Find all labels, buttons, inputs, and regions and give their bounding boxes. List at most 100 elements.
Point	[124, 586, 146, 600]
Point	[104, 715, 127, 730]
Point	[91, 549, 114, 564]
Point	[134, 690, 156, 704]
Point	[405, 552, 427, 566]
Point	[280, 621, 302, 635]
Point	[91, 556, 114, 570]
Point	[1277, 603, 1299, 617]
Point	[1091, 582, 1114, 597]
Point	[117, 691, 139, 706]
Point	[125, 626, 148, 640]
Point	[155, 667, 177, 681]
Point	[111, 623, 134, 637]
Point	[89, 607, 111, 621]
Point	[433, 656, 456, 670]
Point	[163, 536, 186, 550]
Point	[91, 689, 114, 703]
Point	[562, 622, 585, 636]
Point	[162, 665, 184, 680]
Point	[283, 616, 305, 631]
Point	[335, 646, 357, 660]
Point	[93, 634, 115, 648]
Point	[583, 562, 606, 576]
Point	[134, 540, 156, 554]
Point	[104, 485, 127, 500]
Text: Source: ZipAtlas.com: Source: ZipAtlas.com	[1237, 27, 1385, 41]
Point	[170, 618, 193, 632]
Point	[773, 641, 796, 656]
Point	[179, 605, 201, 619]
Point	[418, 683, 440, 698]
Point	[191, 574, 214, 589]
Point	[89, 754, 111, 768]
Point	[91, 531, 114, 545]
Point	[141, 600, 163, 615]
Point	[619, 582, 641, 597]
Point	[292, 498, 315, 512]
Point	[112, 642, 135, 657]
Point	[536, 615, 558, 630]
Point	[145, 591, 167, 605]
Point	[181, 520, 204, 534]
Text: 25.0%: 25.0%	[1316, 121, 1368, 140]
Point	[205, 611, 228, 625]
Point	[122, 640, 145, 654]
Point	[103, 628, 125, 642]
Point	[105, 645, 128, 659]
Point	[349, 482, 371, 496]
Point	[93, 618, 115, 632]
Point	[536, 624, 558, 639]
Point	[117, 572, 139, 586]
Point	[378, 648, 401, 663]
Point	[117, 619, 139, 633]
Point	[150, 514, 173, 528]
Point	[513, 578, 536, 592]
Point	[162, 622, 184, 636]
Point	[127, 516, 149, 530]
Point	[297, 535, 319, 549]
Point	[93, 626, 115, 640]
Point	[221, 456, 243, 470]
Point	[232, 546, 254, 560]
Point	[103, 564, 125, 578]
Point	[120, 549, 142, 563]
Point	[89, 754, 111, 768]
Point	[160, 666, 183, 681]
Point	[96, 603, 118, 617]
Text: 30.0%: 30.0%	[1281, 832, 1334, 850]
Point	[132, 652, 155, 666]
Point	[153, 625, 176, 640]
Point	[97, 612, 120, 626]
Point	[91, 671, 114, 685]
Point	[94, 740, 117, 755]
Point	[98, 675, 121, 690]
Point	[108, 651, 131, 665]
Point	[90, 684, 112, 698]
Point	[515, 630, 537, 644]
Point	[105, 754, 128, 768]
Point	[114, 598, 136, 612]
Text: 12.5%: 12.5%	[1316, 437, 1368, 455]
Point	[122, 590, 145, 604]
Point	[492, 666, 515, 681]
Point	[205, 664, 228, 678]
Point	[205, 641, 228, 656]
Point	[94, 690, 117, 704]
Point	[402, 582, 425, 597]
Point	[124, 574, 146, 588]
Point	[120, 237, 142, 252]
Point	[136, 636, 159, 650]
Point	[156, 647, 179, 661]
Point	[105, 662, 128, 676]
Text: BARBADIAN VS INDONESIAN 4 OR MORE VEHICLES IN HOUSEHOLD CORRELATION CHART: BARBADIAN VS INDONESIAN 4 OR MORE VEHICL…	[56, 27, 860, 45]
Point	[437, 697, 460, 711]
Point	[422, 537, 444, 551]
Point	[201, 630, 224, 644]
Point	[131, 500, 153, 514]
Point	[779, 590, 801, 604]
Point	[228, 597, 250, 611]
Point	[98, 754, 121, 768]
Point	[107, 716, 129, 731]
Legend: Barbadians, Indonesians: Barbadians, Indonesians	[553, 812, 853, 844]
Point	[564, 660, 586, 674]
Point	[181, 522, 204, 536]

======

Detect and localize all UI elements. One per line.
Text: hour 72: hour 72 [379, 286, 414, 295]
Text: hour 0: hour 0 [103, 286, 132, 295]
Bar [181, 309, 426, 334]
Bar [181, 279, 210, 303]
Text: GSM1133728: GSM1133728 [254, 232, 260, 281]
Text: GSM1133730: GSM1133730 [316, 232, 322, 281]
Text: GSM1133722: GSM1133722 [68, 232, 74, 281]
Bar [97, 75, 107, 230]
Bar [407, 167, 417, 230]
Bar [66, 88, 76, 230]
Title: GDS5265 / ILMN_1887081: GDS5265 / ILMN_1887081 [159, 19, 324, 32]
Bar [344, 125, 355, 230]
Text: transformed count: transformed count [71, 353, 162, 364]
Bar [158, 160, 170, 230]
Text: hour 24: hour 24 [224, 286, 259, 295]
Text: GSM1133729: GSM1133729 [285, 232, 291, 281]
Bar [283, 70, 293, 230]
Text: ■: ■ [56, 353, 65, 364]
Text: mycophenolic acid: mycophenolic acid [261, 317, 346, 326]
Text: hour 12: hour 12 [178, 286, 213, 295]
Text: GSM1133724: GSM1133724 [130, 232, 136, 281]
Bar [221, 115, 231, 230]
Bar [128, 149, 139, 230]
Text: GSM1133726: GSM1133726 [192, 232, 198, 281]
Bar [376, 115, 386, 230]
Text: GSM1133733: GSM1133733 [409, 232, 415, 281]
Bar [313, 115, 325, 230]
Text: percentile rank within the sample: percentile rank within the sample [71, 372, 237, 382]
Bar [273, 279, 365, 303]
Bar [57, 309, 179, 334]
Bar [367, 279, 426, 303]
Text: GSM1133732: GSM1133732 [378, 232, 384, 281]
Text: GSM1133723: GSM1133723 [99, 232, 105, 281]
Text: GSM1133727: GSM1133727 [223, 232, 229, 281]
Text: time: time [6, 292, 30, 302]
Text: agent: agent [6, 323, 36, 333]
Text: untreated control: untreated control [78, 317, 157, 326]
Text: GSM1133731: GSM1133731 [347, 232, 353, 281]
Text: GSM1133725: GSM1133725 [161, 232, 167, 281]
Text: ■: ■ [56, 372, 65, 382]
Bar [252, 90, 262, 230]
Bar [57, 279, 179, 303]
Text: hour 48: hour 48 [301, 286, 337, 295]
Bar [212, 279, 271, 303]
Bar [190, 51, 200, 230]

======

■ TO BE DONE ■
Arrange the lines as a Markdown table with columns "Row" and "Text", starting with the line containing "Find all labels, buttons, inputs, and" and going on through the line containing "683, 440, 698]", both included. Number each line in the Row column and leave out any blank lines.

■ ANSWER ■
| Row | Text |
|---|---|
| 1 | Find all labels, buttons, inputs, and regions and give their bounding boxes. List at most 100 elements. |
| 2 | Point	[124, 586, 146, 600] |
| 3 | Point	[104, 715, 127, 730] |
| 4 | Point	[91, 549, 114, 564] |
| 5 | Point	[134, 690, 156, 704] |
| 6 | Point	[405, 552, 427, 566] |
| 7 | Point	[280, 621, 302, 635] |
| 8 | Point	[91, 556, 114, 570] |
| 9 | Point	[1277, 603, 1299, 617] |
| 10 | Point	[1091, 582, 1114, 597] |
| 11 | Point	[117, 691, 139, 706] |
| 12 | Point	[125, 626, 148, 640] |
| 13 | Point	[155, 667, 177, 681] |
| 14 | Point	[111, 623, 134, 637] |
| 15 | Point	[89, 607, 111, 621] |
| 16 | Point	[433, 656, 456, 670] |
| 17 | Point	[163, 536, 186, 550] |
| 18 | Point	[91, 689, 114, 703] |
| 19 | Point	[562, 622, 585, 636] |
| 20 | Point	[162, 665, 184, 680] |
| 21 | Point	[283, 616, 305, 631] |
| 22 | Point	[335, 646, 357, 660] |
| 23 | Point	[93, 634, 115, 648] |
| 24 | Point	[583, 562, 606, 576] |
| 25 | Point	[134, 540, 156, 554] |
| 26 | Point	[104, 485, 127, 500] |
| 27 | Text: Source: ZipAtlas.com: Source: ZipAtlas.com	[1237, 27, 1385, 41] |
| 28 | Point	[170, 618, 193, 632] |
| 29 | Point	[773, 641, 796, 656] |
| 30 | Point	[179, 605, 201, 619] |
| 31 | Point	[418, 683, 440, 698] |